> **Exercise details**: Whenever a line in the following entries includes "sodium", tally it. Report nothing except the final count.

(Dataset items)
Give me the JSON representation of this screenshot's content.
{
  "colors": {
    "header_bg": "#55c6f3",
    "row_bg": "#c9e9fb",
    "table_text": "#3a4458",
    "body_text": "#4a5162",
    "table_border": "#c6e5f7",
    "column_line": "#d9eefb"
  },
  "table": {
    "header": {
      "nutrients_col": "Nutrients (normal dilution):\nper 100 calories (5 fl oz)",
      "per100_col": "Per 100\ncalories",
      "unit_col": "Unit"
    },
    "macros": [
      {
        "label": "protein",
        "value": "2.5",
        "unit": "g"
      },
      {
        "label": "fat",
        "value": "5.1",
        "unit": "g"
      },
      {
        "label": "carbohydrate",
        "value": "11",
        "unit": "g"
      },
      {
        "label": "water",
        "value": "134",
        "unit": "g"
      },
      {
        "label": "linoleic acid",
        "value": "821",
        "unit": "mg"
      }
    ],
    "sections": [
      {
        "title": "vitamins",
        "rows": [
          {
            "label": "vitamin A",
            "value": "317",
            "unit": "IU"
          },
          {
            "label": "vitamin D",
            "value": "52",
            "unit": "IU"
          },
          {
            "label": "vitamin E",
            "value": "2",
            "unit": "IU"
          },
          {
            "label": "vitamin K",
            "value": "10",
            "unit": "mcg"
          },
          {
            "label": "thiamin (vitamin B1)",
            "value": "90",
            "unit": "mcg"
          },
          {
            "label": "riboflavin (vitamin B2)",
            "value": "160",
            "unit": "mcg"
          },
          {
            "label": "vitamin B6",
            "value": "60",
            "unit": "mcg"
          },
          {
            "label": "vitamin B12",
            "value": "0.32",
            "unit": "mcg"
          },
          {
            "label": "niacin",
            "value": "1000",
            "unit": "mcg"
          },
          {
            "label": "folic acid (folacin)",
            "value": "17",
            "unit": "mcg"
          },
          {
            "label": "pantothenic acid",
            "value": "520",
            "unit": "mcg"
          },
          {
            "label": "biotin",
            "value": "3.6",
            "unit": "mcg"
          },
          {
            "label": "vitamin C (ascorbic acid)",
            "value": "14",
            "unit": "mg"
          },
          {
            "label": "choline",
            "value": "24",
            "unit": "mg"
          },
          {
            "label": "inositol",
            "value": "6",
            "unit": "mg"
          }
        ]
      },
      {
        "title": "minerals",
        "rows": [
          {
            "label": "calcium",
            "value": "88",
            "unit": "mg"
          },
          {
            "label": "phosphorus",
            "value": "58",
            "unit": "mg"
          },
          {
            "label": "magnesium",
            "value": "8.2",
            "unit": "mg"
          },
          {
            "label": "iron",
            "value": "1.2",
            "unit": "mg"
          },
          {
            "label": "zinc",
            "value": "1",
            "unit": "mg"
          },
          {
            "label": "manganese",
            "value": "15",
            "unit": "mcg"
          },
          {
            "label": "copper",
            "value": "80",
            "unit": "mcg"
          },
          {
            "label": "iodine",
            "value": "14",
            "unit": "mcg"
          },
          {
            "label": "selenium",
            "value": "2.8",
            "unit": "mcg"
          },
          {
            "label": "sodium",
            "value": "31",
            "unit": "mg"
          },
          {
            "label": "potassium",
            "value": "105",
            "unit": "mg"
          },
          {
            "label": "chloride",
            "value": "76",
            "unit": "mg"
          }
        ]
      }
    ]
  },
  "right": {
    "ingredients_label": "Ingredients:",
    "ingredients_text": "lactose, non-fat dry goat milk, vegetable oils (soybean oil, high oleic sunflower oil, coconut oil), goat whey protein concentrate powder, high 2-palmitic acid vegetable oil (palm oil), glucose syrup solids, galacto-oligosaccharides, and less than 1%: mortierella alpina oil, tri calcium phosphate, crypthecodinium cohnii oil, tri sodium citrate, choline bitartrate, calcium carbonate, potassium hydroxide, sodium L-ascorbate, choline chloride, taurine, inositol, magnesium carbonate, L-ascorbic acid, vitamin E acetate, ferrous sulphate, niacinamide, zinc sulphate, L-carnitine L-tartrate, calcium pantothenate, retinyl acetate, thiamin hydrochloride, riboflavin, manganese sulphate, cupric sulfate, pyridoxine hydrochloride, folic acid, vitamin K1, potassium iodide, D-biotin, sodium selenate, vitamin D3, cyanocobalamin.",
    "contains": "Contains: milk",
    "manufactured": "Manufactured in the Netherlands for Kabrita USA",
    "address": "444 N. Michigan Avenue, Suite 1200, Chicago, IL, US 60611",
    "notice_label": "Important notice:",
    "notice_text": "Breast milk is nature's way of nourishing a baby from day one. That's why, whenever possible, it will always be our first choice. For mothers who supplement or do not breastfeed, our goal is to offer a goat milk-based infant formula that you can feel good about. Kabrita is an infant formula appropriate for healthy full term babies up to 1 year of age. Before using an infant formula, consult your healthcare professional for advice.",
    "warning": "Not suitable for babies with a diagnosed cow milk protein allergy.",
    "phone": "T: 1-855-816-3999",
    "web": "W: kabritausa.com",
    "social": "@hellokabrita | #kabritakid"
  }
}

> **Response for this exercise**: 2